» TASK DESCRIPTION
An exact copy of the records is required, minus the pictures they hold.

» Stored items
- - - -
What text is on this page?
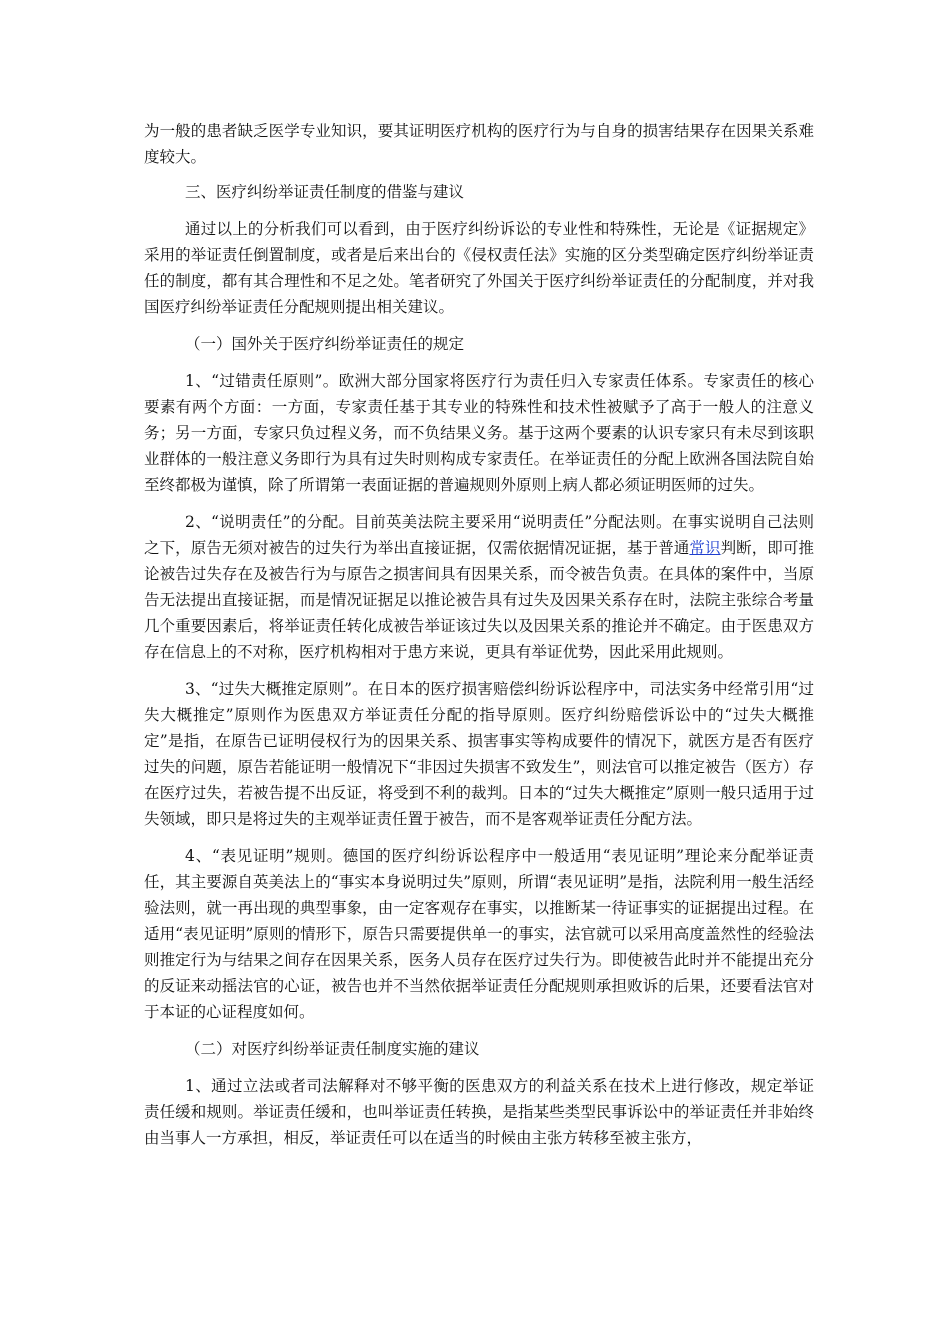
为一般的患者缺乏医学专业知识，要其证明医疗机构的医疗行为与自身的损害结果存在因果关系难度较大。

三、医疗纠纷举证责任制度的借鉴与建议

通过以上的分析我们可以看到，由于医疗纠纷诉讼的专业性和特殊性，无论是《证据规定》采用的举证责任倒置制度，或者是后来出台的《侵权责任法》实施的区分类型确定医疗纠纷举证责任的制度，都有其合理性和不足之处。笔者研究了外国关于医疗纠纷举证责任的分配制度，并对我国医疗纠纷举证责任分配规则提出相关建议。

（一）国外关于医疗纠纷举证责任的规定

1、“过错责任原则”。欧洲大部分国家将医疗行为责任归入专家责任体系。专家责任的核心要素有两个方面：一方面，专家责任基于其专业的特殊性和技术性被赋予了高于一般人的注意义务；另一方面，专家只负过程义务，而不负结果义务。基于这两个要素的认识专家只有未尽到该职业群体的一般注意义务即行为具有过失时则构成专家责任。在举证责任的分配上欧洲各国法院自始至终都极为谨慎，除了所谓第一表面证据的普遍规则外原则上病人都必须证明医师的过失。

2、“说明责任”的分配。目前英美法院主要采用“说明责任”分配法则。在事实说明自己法则之下，原告无须对被告的过失行为举出直接证据，仅需依据情况证据，基于普通常识判断，即可推论被告过失存在及被告行为与原告之损害间具有因果关系，而令被告负责。在具体的案件中，当原告无法提出直接证据，而是情况证据足以推论被告具有过失及因果关系存在时，法院主张综合考量几个重要因素后，将举证责任转化成被告举证该过失以及因果关系的推论并不确定。由于医患双方存在信息上的不对称，医疗机构相对于患方来说，更具有举证优势，因此采用此规则。

3、“过失大概推定原则”。在日本的医疗损害赔偿纠纷诉讼程序中，司法实务中经常引用“过失大概推定”原则作为医患双方举证责任分配的指导原则。医疗纠纷赔偿诉讼中的“过失大概推定”是指，在原告已证明侵权行为的因果关系、损害事实等构成要件的情况下，就医方是否有医疗过失的问题，原告若能证明一般情况下“非因过失损害不致发生”，则法官可以推定被告（医方）存在医疗过失，若被告提不出反证，将受到不利的裁判。日本的“过失大概推定”原则一般只适用于过失领域，即只是将过失的主观举证责任置于被告，而不是客观举证责任分配方法。

4、“表见证明”规则。德国的医疗纠纷诉讼程序中一般适用“表见证明”理论来分配举证责任，其主要源自英美法上的“事实本身说明过失”原则，所谓“表见证明”是指，法院利用一般生活经验法则，就一再出现的典型事象，由一定客观存在事实，以推断某一待证事实的证据提出过程。在适用“表见证明”原则的情形下，原告只需要提供单一的事实，法官就可以采用高度盖然性的经验法则推定行为与结果之间存在因果关系，医务人员存在医疗过失行为。即使被告此时并不能提出充分的反证来动摇法官的心证，被告也并不当然依据举证责任分配规则承担败诉的后果，还要看法官对于本证的心证程度如何。

（二）对医疗纠纷举证责任制度实施的建议

1、通过立法或者司法解释对不够平衡的医患双方的利益关系在技术上进行修改，规定举证责任缓和规则。举证责任缓和，也叫举证责任转换，是指某些类型民事诉讼中的举证责任并非始终由当事人一方承担，相反，举证责任可以在适当的时候由主张方转移至被主张方，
- - - -
» OUTPUT OF THE EXERCISE
What text is on this page?
为一般的患者缺乏医学专业知识，要其证明医疗机构的医疗行为与自身的损害结果存在因果关系难度较大。

三、医疗纠纷举证责任制度的借鉴与建议

通过以上的分析我们可以看到，由于医疗纠纷诉讼的专业性和特殊性，无论是《证据规定》采用的举证责任倒置制度，或者是后来出台的《侵权责任法》实施的区分类型确定医疗纠纷举证责任的制度，都有其合理性和不足之处。笔者研究了外国关于医疗纠纷举证责任的分配制度，并对我国医疗纠纷举证责任分配规则提出相关建议。

（一）国外关于医疗纠纷举证责任的规定

1、“过错责任原则”。欧洲大部分国家将医疗行为责任归入专家责任体系。专家责任的核心要素有两个方面：一方面，专家责任基于其专业的特殊性和技术性被赋予了高于一般人的注意义务；另一方面，专家只负过程义务，而不负结果义务。基于这两个要素的认识专家只有未尽到该职业群体的一般注意义务即行为具有过失时则构成专家责任。在举证责任的分配上欧洲各国法院自始至终都极为谨慎，除了所谓第一表面证据的普遍规则外原则上病人都必须证明医师的过失。

2、“说明责任”的分配。目前英美法院主要采用“说明责任”分配法则。在事实说明自己法则之下，原告无须对被告的过失行为举出直接证据，仅需依据情况证据，基于普通常识判断，即可推论被告过失存在及被告行为与原告之损害间具有因果关系，而令被告负责。在具体的案件中，当原告无法提出直接证据，而是情况证据足以推论被告具有过失及因果关系存在时，法院主张综合考量几个重要因素后，将举证责任转化成被告举证该过失以及因果关系的推论并不确定。由于医患双方存在信息上的不对称，医疗机构相对于患方来说，更具有举证优势，因此采用此规则。

3、“过失大概推定原则”。在日本的医疗损害赔偿纠纷诉讼程序中，司法实务中经常引用“过失大概推定”原则作为医患双方举证责任分配的指导原则。医疗纠纷赔偿诉讼中的“过失大概推定”是指，在原告已证明侵权行为的因果关系、损害事实等构成要件的情况下，就医方是否有医疗过失的问题，原告若能证明一般情况下“非因过失损害不致发生”，则法官可以推定被告（医方）存在医疗过失，若被告提不出反证，将受到不利的裁判。日本的“过失大概推定”原则一般只适用于过失领域，即只是将过失的主观举证责任置于被告，而不是客观举证责任分配方法。

4、“表见证明”规则。德国的医疗纠纷诉讼程序中一般适用“表见证明”理论来分配举证责任，其主要源自英美法上的“事实本身说明过失”原则，所谓“表见证明”是指，法院利用一般生活经验法则，就一再出现的典型事象，由一定客观存在事实，以推断某一待证事实的证据提出过程。在适用“表见证明”原则的情形下，原告只需要提供单一的事实，法官就可以采用高度盖然性的经验法则推定行为与结果之间存在因果关系，医务人员存在医疗过失行为。即使被告此时并不能提出充分的反证来动摇法官的心证，被告也并不当然依据举证责任分配规则承担败诉的后果，还要看法官对于本证的心证程度如何。

（二）对医疗纠纷举证责任制度实施的建议

1、通过立法或者司法解释对不够平衡的医患双方的利益关系在技术上进行修改，规定举证责任缓和规则。举证责任缓和，也叫举证责任转换，是指某些类型民事诉讼中的举证责任并非始终由当事人一方承担，相反，举证责任可以在适当的时候由主张方转移至被主张方，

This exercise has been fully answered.